(begin)
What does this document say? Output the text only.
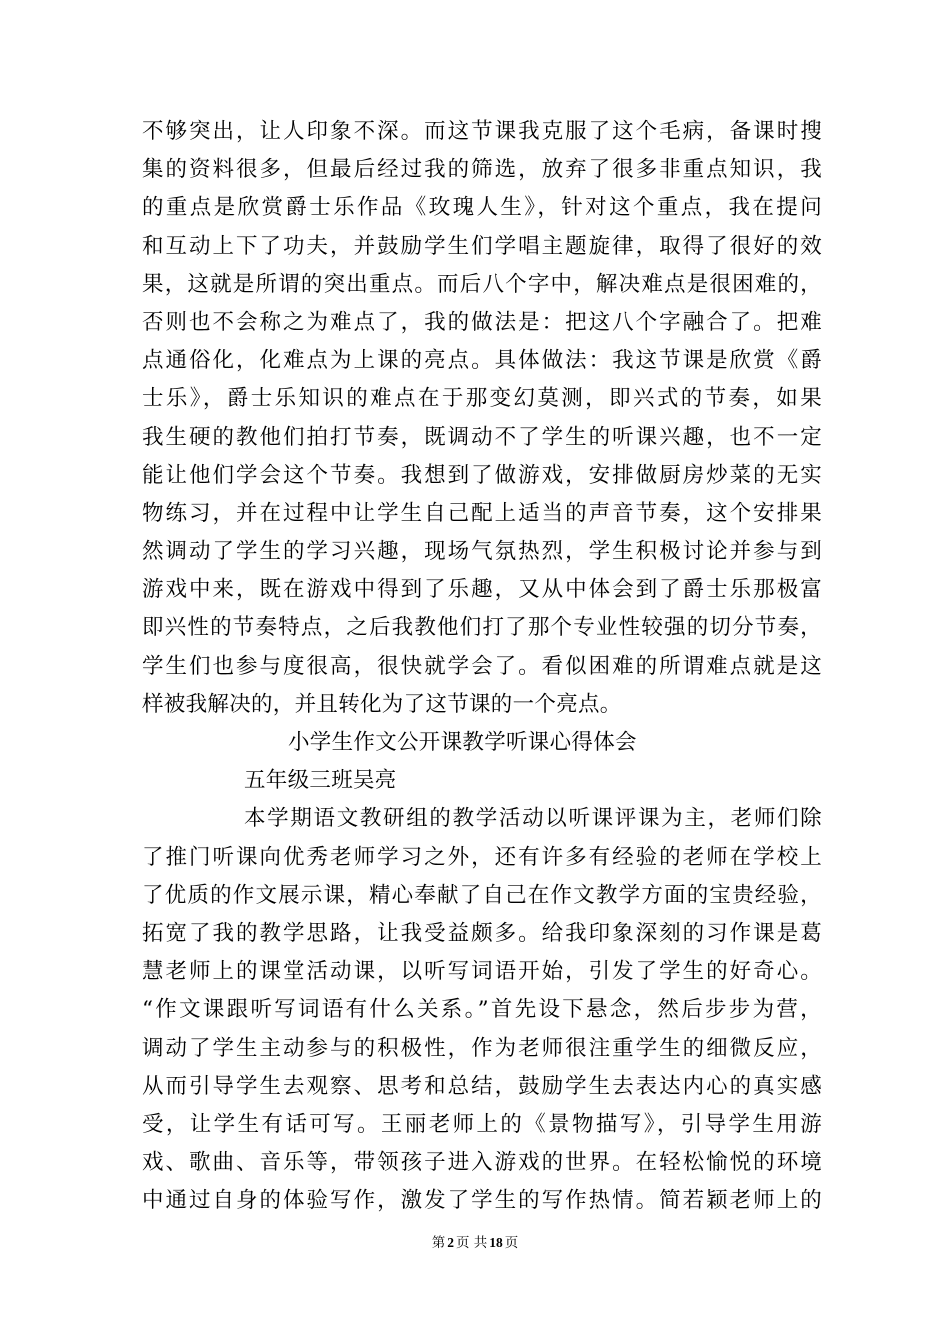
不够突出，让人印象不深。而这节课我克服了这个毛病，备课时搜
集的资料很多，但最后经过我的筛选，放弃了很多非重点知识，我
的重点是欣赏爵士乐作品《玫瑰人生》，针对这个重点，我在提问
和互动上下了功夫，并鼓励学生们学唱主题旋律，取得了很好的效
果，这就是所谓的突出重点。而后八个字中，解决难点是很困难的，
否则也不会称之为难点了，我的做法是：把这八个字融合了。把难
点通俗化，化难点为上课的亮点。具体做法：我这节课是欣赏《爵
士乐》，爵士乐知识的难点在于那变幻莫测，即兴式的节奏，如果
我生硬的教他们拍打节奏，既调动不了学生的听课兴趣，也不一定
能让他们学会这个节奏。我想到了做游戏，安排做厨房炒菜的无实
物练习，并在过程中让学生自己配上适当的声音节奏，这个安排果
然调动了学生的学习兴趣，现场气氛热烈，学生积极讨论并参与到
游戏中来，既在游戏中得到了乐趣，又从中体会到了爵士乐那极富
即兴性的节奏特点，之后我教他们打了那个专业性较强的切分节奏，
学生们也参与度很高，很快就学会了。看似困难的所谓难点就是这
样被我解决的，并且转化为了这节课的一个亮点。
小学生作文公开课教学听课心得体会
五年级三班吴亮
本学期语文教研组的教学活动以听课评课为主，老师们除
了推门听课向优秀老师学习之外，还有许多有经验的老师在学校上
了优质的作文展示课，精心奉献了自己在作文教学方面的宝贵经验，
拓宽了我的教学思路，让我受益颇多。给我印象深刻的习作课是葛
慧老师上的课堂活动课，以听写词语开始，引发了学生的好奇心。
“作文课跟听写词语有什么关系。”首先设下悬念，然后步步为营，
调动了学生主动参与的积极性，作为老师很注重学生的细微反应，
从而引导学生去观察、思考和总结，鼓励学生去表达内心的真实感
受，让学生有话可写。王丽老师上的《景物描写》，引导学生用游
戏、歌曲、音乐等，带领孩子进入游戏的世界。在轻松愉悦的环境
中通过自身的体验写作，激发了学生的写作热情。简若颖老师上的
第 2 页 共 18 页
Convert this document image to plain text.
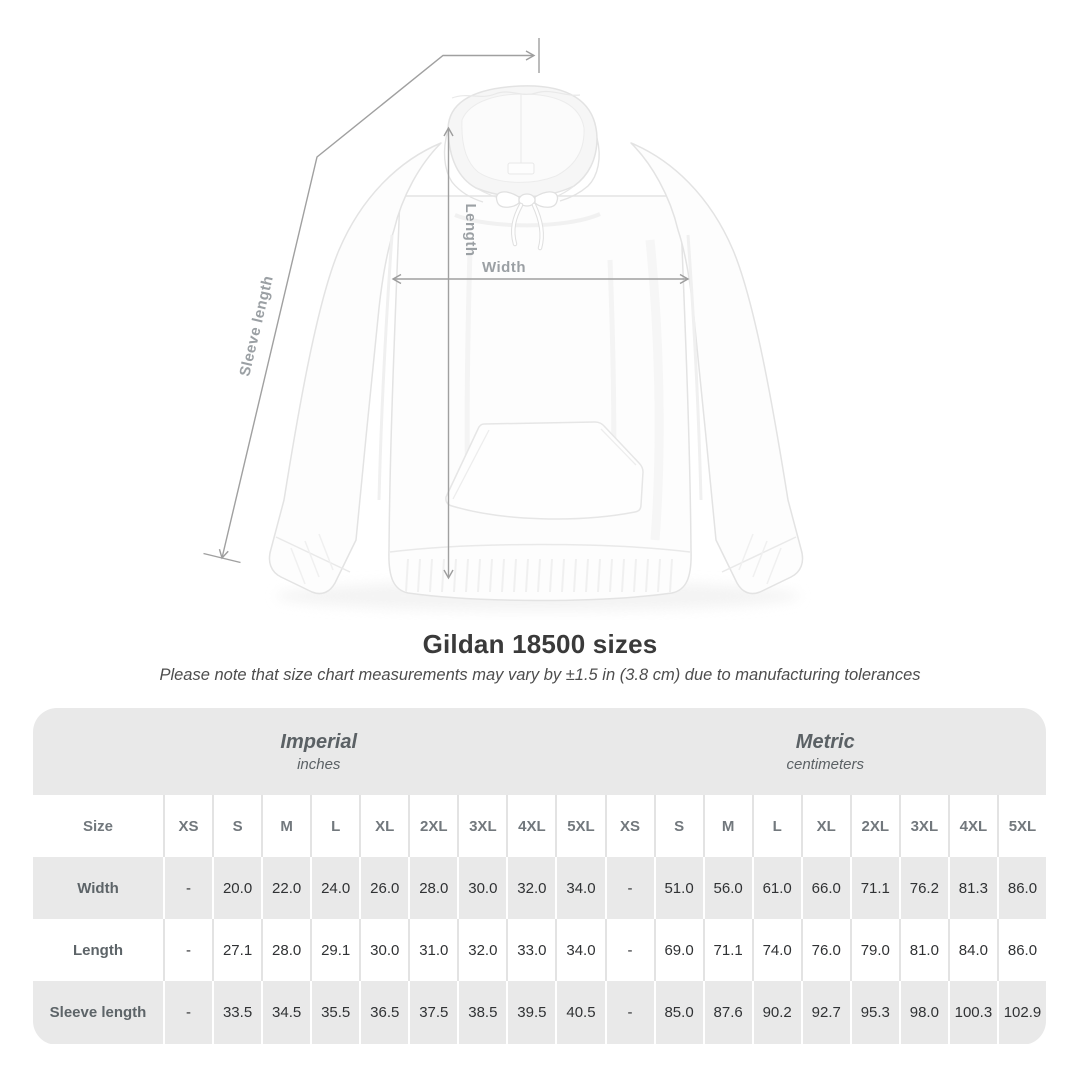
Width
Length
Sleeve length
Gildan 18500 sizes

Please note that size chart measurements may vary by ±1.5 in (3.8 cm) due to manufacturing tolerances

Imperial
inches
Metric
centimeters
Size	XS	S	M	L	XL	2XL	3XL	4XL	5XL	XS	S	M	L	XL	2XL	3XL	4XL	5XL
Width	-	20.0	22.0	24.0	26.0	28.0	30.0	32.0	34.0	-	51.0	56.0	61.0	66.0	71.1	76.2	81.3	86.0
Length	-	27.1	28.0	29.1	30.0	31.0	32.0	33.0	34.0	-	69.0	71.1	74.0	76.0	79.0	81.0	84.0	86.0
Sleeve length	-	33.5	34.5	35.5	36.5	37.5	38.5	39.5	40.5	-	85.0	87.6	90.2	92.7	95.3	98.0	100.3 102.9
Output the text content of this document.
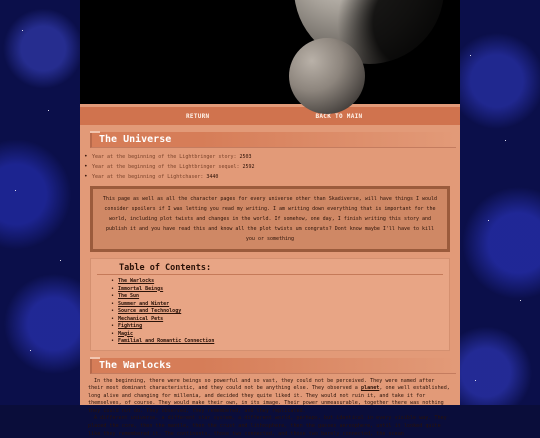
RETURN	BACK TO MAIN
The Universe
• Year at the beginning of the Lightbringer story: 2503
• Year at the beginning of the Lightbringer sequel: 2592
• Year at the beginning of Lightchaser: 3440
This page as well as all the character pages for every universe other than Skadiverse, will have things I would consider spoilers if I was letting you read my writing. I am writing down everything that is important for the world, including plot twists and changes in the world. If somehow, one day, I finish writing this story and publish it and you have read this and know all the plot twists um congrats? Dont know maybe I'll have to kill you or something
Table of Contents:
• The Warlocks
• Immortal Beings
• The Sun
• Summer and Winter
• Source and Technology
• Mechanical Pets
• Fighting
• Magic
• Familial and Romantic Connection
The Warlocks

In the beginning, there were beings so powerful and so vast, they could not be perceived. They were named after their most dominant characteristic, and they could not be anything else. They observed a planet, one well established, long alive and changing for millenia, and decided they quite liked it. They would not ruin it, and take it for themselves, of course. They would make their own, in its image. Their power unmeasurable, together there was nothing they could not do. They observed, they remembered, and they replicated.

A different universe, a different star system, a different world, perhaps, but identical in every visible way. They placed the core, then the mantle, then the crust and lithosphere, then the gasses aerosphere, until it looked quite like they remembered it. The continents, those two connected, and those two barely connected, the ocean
(end)
(begin)
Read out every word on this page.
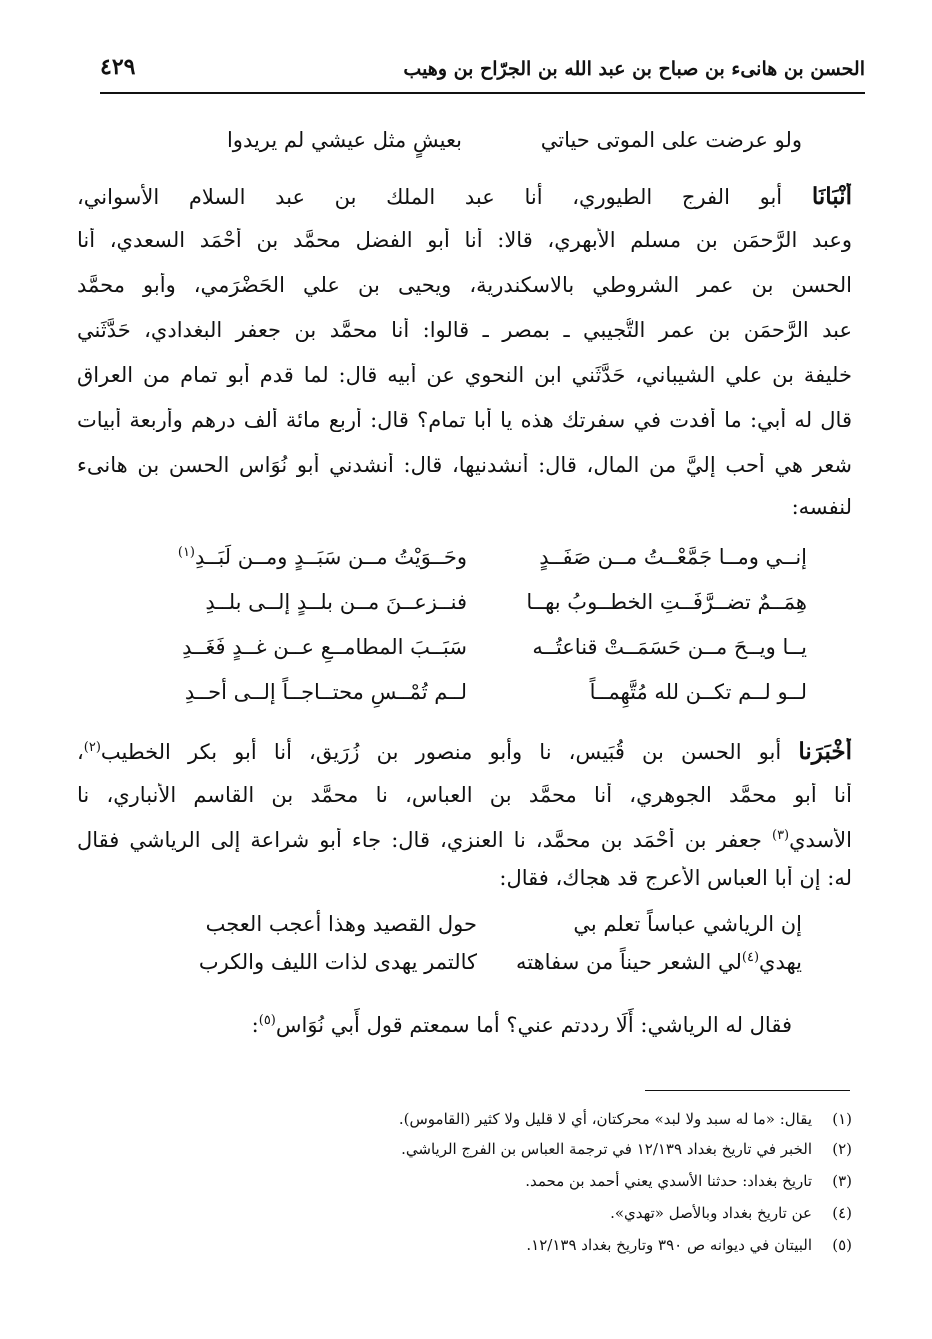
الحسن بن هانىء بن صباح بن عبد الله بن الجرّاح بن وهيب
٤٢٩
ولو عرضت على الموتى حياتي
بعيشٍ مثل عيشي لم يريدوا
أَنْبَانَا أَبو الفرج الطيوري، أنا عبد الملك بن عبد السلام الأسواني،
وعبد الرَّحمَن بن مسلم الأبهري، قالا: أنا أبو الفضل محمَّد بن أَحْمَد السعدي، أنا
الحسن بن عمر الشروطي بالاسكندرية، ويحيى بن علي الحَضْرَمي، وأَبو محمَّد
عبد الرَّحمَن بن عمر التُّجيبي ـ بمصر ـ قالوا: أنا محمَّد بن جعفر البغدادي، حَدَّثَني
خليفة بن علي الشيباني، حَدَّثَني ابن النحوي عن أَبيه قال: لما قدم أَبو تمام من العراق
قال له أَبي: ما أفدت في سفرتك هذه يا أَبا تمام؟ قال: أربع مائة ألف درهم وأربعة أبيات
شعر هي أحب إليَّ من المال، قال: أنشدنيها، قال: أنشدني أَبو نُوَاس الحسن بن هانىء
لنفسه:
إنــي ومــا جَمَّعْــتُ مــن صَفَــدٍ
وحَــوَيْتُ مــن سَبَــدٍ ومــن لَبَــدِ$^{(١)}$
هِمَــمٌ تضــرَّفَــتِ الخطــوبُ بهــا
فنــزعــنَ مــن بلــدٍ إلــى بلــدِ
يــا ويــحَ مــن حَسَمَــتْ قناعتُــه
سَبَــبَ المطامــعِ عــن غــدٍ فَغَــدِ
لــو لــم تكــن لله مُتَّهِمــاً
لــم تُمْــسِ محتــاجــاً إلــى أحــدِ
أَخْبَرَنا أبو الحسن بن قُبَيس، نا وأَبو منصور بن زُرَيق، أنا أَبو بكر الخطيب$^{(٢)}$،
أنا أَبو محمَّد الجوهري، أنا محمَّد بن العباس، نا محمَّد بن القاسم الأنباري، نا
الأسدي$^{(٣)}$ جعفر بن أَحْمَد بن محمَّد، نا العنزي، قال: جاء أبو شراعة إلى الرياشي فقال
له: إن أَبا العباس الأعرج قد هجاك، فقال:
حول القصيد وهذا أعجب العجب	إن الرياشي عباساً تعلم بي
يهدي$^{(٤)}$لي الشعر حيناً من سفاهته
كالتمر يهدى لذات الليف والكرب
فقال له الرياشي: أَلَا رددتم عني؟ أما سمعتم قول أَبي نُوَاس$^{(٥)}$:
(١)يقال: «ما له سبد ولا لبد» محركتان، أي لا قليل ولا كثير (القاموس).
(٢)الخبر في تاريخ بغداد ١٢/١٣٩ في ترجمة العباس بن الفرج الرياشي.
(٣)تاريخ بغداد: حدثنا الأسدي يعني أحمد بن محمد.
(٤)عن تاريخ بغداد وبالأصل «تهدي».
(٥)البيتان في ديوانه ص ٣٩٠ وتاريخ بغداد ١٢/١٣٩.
(end)
=== SET PROBLEM ===
Gather, from the listing above, every line carrying the word "Width".

=== WRITTEN SOLUTION ===
Width
Width	-	20.0	22.0	24.0	26.0	28.0	30.0	32.0	34.0	-	51.0	56.0	61.0	66.0	71.1	76.2	81.3	86.0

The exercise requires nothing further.